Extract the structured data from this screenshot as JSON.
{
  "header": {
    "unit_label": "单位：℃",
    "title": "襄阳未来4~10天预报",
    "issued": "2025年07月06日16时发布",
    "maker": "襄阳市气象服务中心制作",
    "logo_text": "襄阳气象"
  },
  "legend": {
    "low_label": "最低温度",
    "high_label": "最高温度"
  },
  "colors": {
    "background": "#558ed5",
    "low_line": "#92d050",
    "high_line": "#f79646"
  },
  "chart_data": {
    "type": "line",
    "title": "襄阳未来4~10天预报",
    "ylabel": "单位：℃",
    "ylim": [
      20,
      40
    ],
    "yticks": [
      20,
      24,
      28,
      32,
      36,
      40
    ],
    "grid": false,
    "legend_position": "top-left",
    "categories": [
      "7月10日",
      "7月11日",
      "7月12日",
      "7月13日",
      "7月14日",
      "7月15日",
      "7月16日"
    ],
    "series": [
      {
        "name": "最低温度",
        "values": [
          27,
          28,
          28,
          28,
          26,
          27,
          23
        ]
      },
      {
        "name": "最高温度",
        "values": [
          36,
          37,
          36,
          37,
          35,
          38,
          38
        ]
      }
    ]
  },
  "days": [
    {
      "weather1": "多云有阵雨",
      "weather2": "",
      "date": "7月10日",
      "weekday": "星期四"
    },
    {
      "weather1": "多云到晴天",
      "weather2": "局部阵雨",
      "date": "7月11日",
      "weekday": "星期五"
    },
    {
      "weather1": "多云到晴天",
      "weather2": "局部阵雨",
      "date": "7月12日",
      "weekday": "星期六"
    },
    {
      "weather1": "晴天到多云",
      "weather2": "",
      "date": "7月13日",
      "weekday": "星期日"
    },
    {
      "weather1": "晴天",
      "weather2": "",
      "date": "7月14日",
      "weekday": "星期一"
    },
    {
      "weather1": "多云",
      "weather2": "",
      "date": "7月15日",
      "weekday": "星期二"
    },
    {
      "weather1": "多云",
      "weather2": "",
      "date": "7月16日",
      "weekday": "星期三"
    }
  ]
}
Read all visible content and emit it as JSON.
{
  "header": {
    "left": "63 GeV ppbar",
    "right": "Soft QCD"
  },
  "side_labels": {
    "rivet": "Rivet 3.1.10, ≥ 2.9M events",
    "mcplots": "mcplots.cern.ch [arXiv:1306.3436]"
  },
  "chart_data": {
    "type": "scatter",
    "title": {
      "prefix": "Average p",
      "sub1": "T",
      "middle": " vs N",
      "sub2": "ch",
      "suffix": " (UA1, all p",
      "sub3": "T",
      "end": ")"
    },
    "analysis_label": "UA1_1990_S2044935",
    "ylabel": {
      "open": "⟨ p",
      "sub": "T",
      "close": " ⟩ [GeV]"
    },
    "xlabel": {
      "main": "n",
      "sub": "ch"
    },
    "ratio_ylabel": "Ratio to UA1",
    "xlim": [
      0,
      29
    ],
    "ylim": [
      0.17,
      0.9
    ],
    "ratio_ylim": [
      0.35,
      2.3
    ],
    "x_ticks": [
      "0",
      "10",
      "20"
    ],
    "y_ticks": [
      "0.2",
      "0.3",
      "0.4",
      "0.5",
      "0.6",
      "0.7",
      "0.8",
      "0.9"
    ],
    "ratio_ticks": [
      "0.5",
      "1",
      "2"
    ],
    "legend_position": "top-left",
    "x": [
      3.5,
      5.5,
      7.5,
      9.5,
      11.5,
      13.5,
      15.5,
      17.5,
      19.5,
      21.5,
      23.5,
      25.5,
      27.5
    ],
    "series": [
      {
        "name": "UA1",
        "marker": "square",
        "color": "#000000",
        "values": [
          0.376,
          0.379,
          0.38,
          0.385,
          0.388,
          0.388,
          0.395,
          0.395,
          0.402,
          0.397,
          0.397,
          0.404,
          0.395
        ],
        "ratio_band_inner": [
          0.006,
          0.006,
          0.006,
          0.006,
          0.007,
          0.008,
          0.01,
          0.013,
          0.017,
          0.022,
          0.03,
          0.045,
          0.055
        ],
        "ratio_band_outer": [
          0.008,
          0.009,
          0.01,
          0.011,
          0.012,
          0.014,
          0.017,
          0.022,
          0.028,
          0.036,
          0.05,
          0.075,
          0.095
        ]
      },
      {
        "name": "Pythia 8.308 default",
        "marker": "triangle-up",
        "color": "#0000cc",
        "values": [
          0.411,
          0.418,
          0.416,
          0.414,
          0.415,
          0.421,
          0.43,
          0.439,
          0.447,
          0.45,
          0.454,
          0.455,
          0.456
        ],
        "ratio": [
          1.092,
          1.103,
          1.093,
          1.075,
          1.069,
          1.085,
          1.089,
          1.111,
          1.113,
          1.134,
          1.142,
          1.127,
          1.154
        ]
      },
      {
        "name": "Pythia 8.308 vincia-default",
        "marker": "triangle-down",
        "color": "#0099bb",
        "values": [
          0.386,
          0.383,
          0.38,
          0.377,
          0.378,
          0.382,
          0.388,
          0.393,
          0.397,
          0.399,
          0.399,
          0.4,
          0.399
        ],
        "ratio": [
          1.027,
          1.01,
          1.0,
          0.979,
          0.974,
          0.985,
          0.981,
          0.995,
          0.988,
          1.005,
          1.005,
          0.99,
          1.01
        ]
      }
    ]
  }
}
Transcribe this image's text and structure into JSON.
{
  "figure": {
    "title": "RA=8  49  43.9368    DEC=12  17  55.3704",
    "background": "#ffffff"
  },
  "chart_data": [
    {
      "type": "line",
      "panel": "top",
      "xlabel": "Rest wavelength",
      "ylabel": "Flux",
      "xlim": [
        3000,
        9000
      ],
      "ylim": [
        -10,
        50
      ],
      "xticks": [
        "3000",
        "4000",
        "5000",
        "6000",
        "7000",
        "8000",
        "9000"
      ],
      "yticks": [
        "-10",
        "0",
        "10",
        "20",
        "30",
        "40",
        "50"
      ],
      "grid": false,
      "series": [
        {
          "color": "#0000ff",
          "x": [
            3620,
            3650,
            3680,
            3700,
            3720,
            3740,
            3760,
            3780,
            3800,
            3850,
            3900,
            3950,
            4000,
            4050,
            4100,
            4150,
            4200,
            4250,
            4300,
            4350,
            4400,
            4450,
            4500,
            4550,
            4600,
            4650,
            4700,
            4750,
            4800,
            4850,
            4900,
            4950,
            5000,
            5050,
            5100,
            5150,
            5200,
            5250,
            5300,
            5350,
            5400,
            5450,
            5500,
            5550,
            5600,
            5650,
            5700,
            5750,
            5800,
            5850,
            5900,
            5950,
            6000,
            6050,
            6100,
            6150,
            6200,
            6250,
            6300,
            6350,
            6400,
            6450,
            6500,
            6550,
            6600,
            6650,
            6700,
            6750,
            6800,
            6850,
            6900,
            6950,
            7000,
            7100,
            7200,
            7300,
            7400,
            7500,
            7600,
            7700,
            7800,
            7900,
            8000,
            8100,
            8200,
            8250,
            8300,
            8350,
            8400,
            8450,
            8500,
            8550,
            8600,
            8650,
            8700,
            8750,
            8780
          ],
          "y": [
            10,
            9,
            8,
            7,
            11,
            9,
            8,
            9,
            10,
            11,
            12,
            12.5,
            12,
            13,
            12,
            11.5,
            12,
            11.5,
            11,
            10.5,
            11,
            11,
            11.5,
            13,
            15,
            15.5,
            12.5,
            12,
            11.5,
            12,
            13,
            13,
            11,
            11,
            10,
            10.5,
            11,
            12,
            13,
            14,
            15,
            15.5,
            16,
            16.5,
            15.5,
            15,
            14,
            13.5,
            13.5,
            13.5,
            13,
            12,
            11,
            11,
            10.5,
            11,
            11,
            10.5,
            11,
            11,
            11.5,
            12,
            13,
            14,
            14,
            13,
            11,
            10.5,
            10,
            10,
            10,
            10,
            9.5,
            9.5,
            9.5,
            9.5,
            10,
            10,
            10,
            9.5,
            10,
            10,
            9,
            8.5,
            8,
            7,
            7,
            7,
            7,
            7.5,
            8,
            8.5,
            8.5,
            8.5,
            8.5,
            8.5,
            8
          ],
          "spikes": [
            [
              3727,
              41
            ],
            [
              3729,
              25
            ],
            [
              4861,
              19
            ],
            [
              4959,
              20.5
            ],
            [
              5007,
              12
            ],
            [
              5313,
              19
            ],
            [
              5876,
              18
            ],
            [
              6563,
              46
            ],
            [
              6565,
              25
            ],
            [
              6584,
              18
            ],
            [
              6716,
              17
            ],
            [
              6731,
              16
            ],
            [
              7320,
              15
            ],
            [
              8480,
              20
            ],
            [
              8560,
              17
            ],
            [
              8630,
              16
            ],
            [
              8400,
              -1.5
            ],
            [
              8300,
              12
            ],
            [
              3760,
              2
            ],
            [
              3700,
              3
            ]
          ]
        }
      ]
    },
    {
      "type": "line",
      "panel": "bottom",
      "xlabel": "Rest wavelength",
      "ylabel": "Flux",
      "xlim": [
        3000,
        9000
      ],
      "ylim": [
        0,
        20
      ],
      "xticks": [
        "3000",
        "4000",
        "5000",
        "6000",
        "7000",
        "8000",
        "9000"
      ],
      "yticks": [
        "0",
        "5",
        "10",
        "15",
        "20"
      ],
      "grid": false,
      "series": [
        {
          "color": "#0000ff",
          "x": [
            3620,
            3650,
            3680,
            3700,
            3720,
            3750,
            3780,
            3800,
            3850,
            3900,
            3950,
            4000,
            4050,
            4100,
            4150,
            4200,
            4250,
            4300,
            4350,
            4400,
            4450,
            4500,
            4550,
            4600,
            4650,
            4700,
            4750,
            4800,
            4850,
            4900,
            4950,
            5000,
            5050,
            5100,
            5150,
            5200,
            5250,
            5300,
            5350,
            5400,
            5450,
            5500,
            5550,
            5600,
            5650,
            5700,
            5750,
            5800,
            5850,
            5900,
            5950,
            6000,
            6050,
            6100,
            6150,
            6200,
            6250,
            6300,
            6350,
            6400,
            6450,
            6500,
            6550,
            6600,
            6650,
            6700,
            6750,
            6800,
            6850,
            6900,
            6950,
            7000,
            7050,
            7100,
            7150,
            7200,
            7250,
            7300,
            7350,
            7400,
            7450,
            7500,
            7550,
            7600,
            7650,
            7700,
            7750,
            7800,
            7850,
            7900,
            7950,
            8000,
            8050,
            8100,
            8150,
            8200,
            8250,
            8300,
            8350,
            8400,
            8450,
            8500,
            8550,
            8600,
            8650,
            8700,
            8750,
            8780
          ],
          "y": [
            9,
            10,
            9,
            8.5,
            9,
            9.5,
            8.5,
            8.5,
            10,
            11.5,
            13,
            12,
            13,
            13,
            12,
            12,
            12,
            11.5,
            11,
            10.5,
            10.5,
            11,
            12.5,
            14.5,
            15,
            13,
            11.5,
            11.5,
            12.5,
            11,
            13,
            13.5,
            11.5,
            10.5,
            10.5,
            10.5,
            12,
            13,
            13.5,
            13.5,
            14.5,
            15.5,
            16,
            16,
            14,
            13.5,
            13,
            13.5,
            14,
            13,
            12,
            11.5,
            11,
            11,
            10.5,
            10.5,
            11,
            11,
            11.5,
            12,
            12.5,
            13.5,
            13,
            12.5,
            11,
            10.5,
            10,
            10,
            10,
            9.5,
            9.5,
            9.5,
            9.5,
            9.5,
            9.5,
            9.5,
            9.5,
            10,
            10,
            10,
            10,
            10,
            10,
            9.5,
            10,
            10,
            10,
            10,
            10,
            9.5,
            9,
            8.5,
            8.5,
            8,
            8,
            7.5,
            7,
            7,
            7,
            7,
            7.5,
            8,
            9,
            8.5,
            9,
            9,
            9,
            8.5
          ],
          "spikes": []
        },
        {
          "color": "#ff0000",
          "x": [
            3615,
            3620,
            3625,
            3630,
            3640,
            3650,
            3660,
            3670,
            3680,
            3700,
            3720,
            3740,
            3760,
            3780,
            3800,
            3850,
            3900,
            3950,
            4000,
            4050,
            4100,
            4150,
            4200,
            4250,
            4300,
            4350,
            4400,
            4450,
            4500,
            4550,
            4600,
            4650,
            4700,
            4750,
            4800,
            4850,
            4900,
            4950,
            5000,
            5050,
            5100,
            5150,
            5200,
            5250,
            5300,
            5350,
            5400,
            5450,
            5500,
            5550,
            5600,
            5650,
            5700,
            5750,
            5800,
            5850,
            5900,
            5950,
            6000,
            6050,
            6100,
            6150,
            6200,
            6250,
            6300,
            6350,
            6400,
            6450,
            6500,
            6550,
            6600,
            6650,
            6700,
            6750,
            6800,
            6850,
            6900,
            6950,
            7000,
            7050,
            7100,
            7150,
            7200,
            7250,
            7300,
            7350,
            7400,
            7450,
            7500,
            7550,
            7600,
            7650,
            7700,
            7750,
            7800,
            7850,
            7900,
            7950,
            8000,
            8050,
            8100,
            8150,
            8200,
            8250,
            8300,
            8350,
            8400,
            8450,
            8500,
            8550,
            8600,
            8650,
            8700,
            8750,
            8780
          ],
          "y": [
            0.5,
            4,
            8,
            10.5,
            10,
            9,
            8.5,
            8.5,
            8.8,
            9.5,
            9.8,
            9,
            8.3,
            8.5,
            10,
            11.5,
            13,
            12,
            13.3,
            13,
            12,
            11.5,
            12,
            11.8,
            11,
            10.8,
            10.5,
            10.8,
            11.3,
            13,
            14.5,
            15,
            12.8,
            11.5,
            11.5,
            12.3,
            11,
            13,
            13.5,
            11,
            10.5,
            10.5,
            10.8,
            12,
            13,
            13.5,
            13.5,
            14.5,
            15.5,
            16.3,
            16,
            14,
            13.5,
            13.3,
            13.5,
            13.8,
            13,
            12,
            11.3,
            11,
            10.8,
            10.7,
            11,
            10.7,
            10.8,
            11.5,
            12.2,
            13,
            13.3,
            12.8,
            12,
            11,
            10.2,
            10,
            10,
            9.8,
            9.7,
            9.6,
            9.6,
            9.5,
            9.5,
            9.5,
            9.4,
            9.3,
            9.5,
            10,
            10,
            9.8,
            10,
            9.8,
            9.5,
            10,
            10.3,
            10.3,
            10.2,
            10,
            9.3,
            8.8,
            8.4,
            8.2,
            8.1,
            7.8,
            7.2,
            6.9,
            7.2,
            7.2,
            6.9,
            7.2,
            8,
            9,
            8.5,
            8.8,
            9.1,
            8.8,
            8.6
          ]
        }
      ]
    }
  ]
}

AIM OF THE EXERCISE: Locate all lines holding the word "Pythia", then copy them out.

COMPLETE RESPONSE:
        "name": "Pythia 8.308 default",
        "name": "Pythia 8.308 vincia-default",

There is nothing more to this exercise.